**WHAT THE TASK ASKS:**
Show each line from the listing that includes the word "remote".

**DATASET EXCERPTS:**
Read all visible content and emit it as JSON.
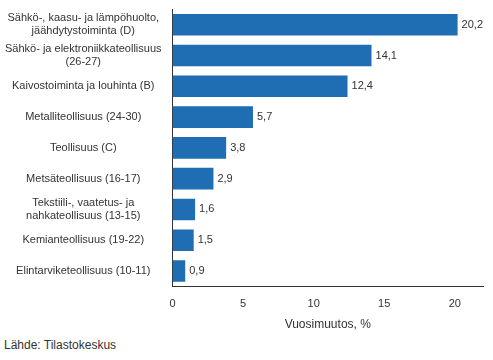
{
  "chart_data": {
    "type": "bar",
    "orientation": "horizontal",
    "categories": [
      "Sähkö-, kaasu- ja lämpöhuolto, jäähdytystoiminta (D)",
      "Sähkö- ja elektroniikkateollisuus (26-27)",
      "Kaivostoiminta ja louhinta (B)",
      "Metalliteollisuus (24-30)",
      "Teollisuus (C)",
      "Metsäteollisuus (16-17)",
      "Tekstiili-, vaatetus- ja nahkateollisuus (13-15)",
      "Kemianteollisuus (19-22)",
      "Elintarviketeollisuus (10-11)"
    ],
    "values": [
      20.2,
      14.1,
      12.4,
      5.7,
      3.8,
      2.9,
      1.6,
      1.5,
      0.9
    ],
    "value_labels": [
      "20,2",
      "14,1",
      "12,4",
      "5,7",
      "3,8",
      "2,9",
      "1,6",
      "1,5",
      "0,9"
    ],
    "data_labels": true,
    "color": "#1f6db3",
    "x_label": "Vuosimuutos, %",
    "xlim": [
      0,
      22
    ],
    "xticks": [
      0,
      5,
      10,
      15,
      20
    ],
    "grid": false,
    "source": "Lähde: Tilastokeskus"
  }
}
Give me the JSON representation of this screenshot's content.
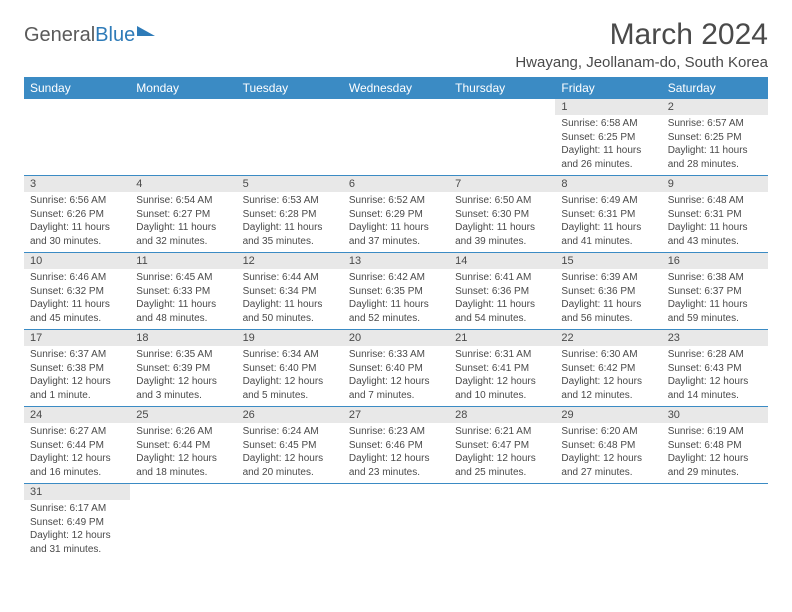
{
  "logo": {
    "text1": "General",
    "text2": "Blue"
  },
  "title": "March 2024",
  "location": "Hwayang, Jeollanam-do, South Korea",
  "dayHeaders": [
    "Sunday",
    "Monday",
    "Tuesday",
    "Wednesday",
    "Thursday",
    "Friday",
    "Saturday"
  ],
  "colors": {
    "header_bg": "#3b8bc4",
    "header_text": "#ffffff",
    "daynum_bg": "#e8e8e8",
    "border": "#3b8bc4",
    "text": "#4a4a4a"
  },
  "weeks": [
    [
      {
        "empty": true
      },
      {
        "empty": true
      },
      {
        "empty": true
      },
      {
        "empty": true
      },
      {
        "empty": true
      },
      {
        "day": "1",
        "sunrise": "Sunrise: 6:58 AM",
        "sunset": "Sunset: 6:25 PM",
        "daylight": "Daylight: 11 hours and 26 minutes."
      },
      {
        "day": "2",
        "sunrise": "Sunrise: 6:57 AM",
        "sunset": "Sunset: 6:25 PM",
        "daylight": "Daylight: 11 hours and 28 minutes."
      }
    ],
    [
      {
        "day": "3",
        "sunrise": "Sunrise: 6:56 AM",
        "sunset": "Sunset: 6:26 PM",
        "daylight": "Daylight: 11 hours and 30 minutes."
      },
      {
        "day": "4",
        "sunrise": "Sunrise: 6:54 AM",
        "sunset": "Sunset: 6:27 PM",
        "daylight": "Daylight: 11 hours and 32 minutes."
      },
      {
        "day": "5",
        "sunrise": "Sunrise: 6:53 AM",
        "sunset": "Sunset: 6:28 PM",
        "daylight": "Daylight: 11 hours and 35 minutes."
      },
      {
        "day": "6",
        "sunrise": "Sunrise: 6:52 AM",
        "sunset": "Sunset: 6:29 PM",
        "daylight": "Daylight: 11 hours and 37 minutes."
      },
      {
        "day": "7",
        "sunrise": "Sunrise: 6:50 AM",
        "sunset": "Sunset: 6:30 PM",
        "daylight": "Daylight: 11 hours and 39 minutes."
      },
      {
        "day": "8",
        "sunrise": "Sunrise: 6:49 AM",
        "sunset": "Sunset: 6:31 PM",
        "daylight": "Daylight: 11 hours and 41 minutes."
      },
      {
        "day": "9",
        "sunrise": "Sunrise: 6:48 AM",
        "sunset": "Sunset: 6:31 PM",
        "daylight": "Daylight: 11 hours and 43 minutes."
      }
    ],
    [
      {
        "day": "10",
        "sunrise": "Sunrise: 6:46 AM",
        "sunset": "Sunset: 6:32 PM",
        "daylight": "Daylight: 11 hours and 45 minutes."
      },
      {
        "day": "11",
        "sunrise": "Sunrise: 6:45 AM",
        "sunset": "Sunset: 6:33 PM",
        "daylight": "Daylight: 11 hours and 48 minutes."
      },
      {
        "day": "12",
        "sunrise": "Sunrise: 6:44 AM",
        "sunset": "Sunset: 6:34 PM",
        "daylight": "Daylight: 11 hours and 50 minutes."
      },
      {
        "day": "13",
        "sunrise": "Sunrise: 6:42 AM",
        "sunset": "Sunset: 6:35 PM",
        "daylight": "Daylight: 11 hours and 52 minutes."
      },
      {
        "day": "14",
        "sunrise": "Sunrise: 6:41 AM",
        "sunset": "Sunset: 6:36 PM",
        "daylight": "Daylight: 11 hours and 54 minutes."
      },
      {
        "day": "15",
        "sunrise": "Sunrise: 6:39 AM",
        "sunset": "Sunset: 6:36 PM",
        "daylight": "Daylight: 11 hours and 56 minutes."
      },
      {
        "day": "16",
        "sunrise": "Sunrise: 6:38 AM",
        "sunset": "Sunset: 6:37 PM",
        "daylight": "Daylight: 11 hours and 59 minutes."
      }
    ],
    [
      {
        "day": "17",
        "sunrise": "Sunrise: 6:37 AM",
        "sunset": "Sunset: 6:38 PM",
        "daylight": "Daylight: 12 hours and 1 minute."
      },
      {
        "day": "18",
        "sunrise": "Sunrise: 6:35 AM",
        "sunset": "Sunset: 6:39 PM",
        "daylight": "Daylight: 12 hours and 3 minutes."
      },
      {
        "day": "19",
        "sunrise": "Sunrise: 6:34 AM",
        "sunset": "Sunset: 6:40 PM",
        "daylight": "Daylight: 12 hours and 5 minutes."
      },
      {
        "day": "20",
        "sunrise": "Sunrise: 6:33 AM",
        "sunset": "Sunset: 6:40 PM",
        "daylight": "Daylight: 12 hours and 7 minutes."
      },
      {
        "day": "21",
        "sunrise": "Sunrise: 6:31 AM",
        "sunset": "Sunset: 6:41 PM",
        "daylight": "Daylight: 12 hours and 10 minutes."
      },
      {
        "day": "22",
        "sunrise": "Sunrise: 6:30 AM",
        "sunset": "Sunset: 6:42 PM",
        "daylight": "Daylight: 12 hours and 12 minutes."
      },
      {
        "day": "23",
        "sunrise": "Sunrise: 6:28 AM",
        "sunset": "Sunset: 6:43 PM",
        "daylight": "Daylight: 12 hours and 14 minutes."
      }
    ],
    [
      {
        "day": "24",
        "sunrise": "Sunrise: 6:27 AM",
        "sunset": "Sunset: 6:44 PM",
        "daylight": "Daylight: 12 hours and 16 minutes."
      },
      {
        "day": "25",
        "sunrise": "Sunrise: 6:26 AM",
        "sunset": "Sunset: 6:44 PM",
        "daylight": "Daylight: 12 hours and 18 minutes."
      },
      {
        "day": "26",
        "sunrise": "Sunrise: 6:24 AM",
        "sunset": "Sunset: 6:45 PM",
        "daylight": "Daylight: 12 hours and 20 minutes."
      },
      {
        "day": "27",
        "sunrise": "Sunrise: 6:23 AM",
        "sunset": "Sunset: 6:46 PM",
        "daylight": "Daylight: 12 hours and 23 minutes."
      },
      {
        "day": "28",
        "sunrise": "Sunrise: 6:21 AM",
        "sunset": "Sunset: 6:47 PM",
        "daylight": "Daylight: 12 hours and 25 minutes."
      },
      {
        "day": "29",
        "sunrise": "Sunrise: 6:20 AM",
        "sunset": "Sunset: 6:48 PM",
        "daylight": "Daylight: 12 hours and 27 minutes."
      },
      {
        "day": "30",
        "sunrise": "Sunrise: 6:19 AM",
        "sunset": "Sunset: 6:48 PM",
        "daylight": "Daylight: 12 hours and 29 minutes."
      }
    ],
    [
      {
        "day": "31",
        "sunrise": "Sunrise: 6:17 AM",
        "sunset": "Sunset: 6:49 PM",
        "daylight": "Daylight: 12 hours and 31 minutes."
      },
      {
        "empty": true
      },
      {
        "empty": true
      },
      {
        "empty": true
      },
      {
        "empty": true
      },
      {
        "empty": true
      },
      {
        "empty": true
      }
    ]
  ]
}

--

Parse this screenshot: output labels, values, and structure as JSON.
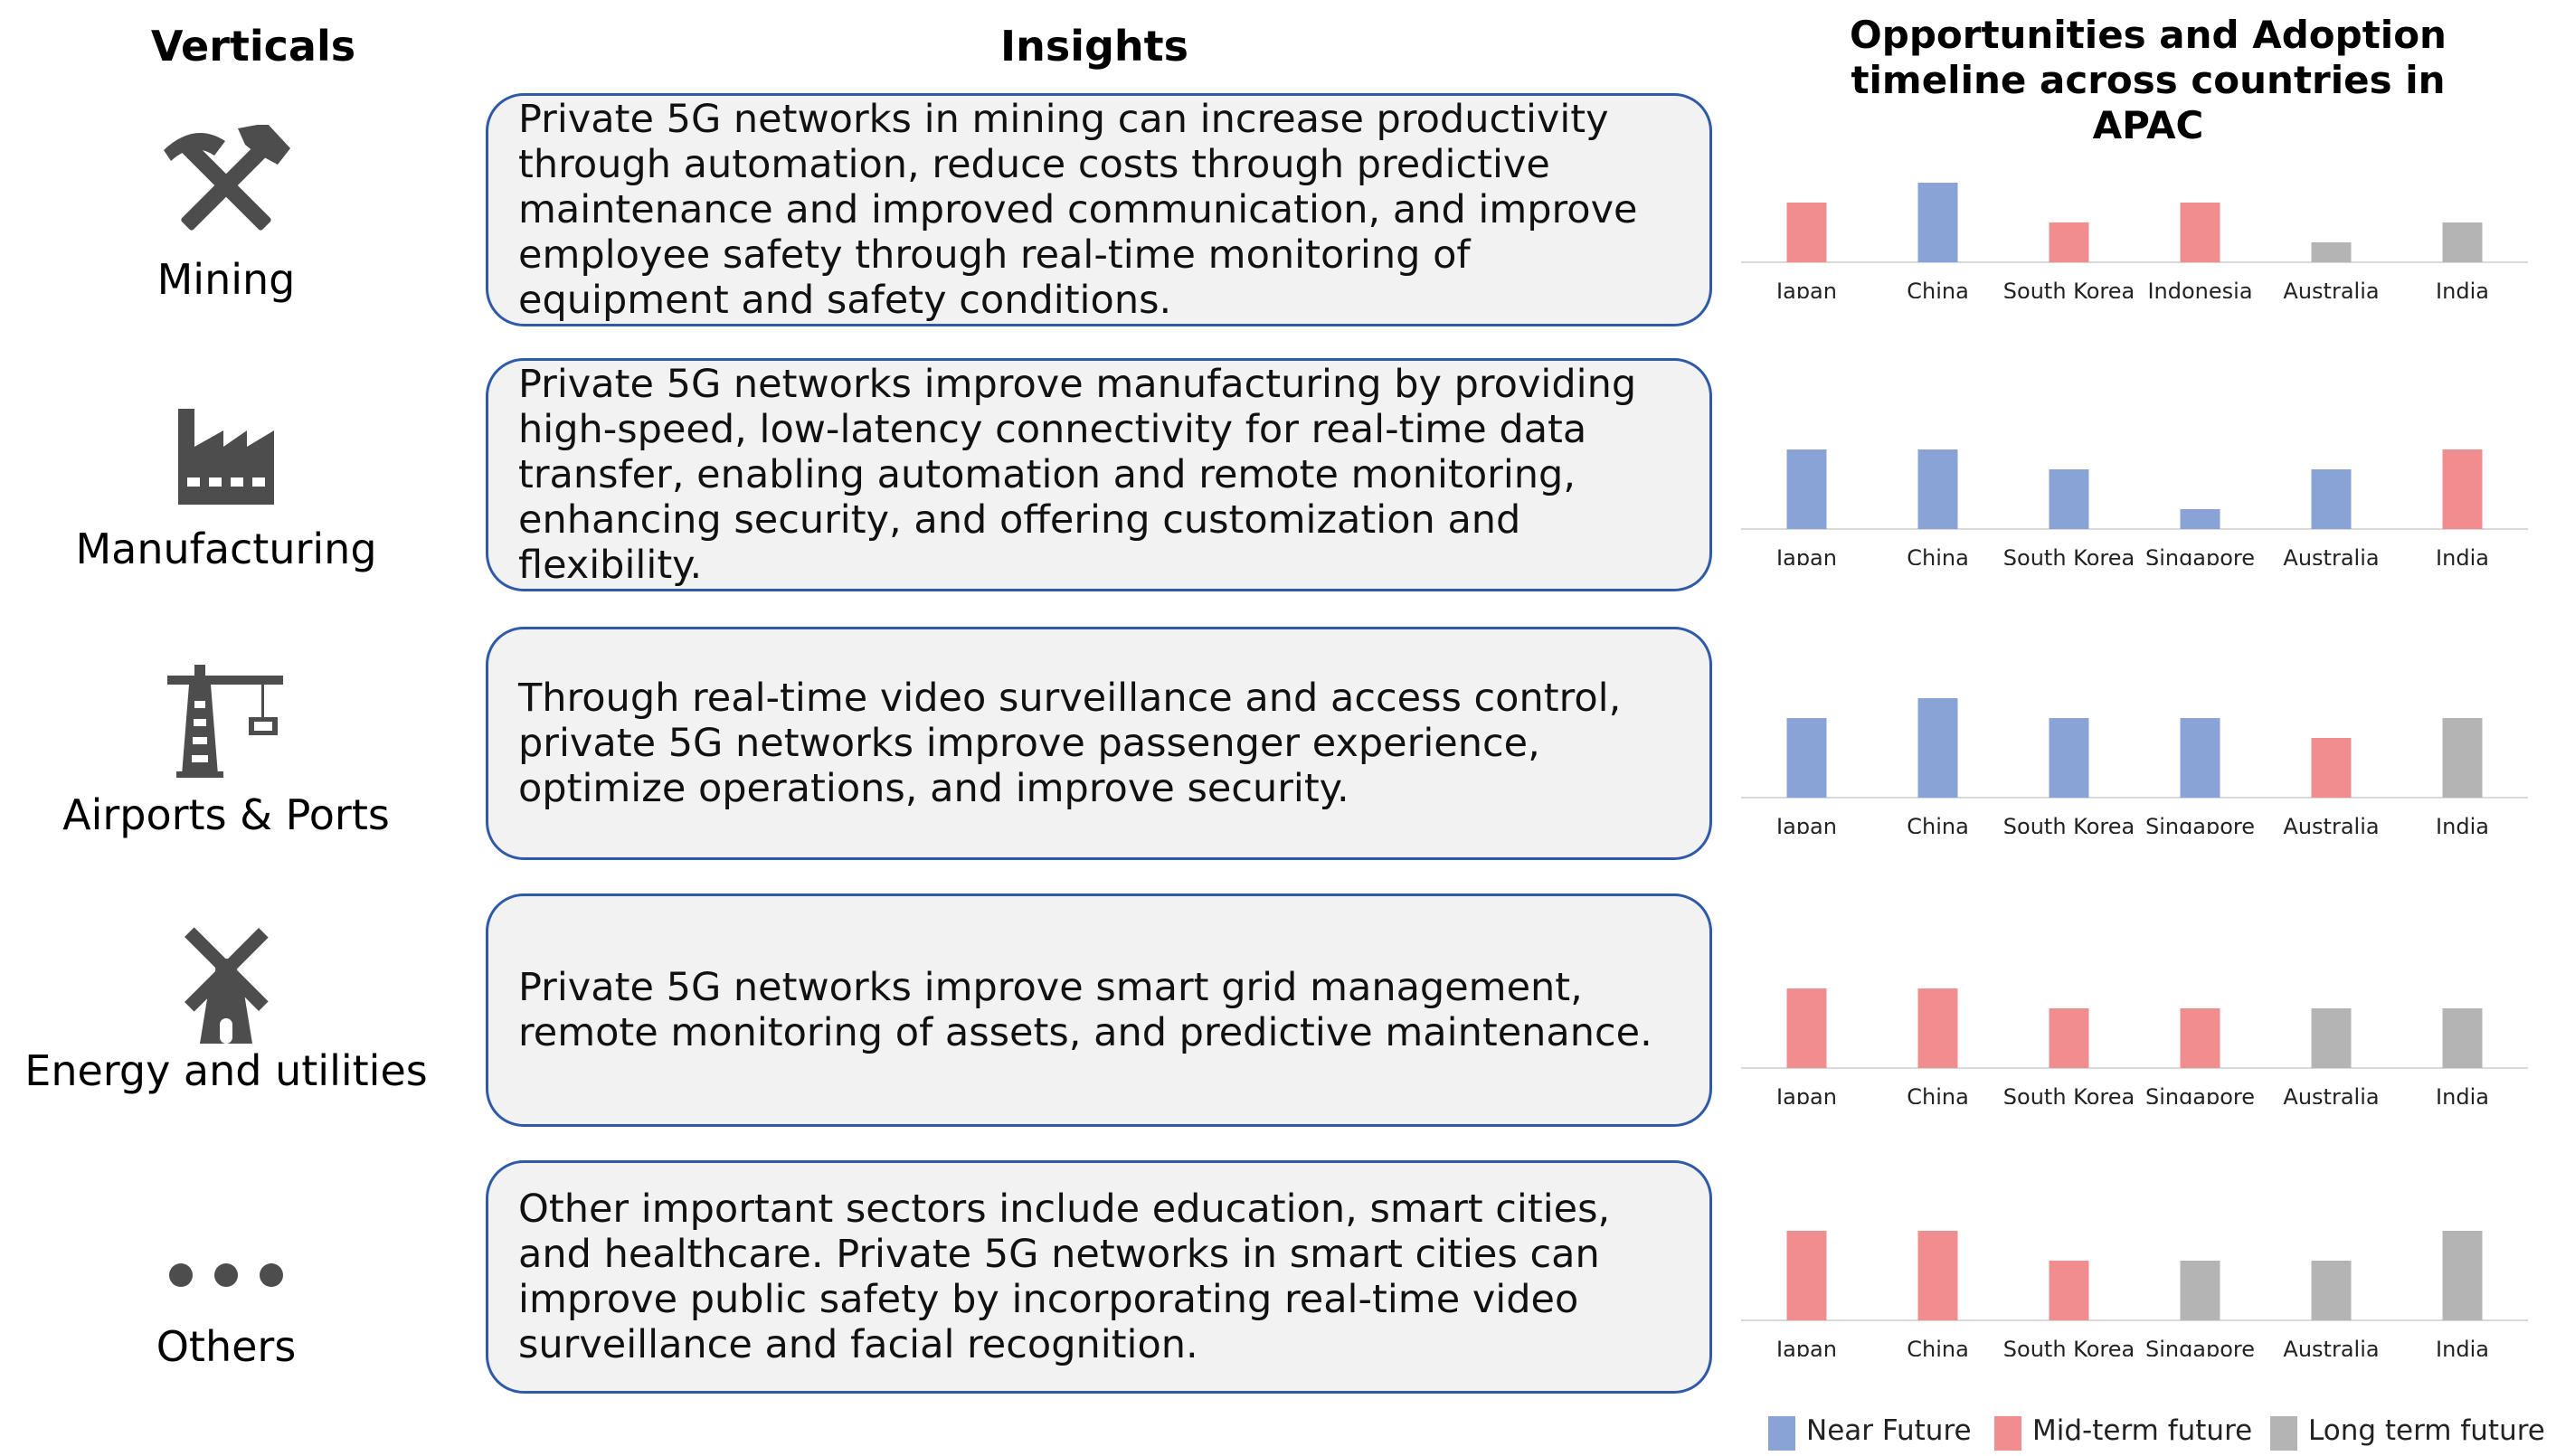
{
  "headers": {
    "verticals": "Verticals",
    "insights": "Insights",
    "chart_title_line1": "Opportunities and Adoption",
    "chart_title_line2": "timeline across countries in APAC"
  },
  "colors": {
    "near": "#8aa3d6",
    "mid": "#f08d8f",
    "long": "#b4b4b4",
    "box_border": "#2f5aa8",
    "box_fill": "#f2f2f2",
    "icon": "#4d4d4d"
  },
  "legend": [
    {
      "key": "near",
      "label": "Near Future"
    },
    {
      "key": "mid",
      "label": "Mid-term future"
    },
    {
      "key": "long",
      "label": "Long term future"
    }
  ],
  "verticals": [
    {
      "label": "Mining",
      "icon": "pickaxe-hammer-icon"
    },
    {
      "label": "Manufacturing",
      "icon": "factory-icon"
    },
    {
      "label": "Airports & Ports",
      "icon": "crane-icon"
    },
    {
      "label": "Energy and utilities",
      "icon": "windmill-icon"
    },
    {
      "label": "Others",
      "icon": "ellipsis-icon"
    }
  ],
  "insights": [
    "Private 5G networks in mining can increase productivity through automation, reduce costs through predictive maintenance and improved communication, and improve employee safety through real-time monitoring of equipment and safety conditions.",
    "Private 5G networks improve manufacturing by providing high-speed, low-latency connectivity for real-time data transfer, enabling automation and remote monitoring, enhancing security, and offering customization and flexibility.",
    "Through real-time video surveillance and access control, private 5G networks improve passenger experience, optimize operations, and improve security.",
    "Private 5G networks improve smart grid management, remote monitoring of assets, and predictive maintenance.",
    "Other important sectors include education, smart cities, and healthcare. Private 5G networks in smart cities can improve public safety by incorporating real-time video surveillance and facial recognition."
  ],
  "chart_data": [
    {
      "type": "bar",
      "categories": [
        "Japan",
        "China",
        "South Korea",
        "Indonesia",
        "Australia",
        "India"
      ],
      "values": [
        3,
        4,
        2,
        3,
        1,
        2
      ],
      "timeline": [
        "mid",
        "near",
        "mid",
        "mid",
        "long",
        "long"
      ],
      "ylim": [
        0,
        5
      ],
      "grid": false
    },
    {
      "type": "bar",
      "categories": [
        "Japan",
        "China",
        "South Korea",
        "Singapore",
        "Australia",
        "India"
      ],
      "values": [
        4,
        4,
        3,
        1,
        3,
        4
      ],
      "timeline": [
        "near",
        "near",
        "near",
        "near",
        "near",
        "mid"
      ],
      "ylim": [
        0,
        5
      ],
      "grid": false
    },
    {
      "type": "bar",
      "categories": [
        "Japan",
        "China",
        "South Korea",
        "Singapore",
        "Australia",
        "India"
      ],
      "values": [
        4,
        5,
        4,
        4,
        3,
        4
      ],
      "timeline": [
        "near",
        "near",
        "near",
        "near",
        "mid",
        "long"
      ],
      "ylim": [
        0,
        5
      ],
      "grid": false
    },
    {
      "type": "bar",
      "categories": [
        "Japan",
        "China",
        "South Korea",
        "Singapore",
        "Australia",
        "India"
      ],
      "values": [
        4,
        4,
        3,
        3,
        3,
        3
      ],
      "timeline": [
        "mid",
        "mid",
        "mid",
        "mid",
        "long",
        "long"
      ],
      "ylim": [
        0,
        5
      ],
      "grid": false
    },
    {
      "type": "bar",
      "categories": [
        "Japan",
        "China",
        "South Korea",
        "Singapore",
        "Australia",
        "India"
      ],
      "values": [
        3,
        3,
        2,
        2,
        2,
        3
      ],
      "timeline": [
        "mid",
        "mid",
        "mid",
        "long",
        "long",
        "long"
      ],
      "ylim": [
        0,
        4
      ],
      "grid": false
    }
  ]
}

* * *

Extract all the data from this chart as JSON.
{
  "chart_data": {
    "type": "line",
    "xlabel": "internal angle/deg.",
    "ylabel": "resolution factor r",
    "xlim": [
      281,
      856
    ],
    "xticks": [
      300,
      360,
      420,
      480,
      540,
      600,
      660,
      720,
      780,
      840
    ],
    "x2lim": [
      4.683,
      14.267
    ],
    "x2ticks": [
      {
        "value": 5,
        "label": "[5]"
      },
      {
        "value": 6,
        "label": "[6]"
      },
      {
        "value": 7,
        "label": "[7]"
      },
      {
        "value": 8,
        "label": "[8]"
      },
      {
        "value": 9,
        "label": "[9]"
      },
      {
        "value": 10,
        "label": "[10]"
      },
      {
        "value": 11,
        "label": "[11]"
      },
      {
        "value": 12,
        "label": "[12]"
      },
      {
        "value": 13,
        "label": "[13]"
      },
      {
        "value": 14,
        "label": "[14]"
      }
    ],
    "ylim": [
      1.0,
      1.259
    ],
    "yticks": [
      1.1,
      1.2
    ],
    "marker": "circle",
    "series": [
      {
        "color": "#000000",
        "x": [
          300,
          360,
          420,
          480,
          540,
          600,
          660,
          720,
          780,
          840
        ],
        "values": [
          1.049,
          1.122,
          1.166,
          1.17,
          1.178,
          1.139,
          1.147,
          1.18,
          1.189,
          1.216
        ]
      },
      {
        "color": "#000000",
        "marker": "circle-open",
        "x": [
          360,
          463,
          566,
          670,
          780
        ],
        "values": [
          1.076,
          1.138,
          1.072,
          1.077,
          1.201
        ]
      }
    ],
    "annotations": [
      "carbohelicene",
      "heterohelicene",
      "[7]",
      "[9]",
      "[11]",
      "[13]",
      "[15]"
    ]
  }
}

**SOLUTION TO THE PROBLEM:**
    "Private 5G networks improve manufacturing by providing high-speed, low-latency connectivity for real-time data transfer, enabling automation and remote monitoring, enhancing security, and offering customization and flexibility.",
    "Private 5G networks improve smart grid management, remote monitoring of assets, and predictive maintenance.",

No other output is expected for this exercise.